→ TO BE DONE: All of the records below need to be copied exactly.

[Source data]
▬▬▬▬▬▬▬▬▬▬

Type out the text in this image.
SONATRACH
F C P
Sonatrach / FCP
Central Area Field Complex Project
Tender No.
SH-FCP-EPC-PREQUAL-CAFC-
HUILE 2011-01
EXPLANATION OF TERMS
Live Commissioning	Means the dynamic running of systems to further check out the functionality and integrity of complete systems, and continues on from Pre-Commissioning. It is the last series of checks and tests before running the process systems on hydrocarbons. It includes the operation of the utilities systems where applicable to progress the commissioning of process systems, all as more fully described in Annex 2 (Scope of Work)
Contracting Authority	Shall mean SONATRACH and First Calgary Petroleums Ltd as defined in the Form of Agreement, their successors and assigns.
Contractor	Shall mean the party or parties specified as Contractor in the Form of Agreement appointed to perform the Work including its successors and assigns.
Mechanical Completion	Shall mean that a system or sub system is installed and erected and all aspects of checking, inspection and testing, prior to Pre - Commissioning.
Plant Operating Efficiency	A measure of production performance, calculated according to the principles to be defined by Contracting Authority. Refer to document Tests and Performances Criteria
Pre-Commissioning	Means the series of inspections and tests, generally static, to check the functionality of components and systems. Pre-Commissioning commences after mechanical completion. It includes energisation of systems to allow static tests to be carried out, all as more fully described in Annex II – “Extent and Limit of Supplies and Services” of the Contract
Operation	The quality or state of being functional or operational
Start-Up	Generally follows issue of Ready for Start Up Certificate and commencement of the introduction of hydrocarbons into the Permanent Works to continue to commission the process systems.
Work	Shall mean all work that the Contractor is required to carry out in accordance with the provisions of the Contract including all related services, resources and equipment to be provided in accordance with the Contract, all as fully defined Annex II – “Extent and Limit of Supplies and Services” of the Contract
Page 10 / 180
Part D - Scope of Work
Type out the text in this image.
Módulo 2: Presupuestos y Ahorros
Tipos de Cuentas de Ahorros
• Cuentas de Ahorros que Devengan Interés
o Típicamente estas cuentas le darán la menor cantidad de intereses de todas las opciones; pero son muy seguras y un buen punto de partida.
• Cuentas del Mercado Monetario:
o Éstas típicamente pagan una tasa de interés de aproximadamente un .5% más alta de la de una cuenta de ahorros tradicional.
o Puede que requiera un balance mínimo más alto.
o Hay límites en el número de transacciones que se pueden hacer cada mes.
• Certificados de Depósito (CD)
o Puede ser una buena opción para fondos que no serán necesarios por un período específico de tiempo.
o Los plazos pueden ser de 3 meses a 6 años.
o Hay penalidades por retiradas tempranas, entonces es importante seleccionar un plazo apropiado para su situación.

▬▬▬▬▬▬▬▬▬▬

→ COMPLETE RESPONSE:
Type out the text in this image.
SONATRACH
F C P
Sonatrach / FCP
Central Area Field Complex Project
Tender No.
SH-FCP-EPC-PREQUAL-CAFC-
HUILE 2011-01
EXPLANATION OF TERMS
Live Commissioning	Means the dynamic running of systems to further check out the functionality and integrity of complete systems, and continues on from Pre-Commissioning. It is the last series of checks and tests before running the process systems on hydrocarbons. It includes the operation of the utilities systems where applicable to progress the commissioning of process systems, all as more fully described in Annex 2 (Scope of Work)
Contracting Authority	Shall mean SONATRACH and First Calgary Petroleums Ltd as defined in the Form of Agreement, their successors and assigns.
Contractor	Shall mean the party or parties specified as Contractor in the Form of Agreement appointed to perform the Work including its successors and assigns.
Mechanical Completion	Shall mean that a system or sub system is installed and erected and all aspects of checking, inspection and testing, prior to Pre - Commissioning.
Plant Operating Efficiency	A measure of production performance, calculated according to the principles to be defined by Contracting Authority. Refer to document Tests and Performances Criteria
Pre-Commissioning	Means the series of inspections and tests, generally static, to check the functionality of components and systems. Pre-Commissioning commences after mechanical completion. It includes energisation of systems to allow static tests to be carried out, all as more fully described in Annex II – “Extent and Limit of Supplies and Services” of the Contract
Operation	The quality or state of being functional or operational
Start-Up	Generally follows issue of Ready for Start Up Certificate and commencement of the introduction of hydrocarbons into the Permanent Works to continue to commission the process systems.
Work	Shall mean all work that the Contractor is required to carry out in accordance with the provisions of the Contract including all related services, resources and equipment to be provided in accordance with the Contract, all as fully defined Annex II – “Extent and Limit of Supplies and Services” of the Contract
Page 10 / 180
Part D - Scope of Work
Type out the text in this image.
Módulo 2: Presupuestos y Ahorros
Tipos de Cuentas de Ahorros
• Cuentas de Ahorros que Devengan Interés
o Típicamente estas cuentas le darán la menor cantidad de intereses de todas las opciones; pero son muy seguras y un buen punto de partida.
• Cuentas del Mercado Monetario:
o Éstas típicamente pagan una tasa de interés de aproximadamente un .5% más alta de la de una cuenta de ahorros tradicional.
o Puede que requiera un balance mínimo más alto.
o Hay límites en el número de transacciones que se pueden hacer cada mes.
• Certificados de Depósito (CD)
o Puede ser una buena opción para fondos que no serán necesarios por un período específico de tiempo.
o Los plazos pueden ser de 3 meses a 6 años.
o Hay penalidades por retiradas tempranas, entonces es importante seleccionar un plazo apropiado para su situación.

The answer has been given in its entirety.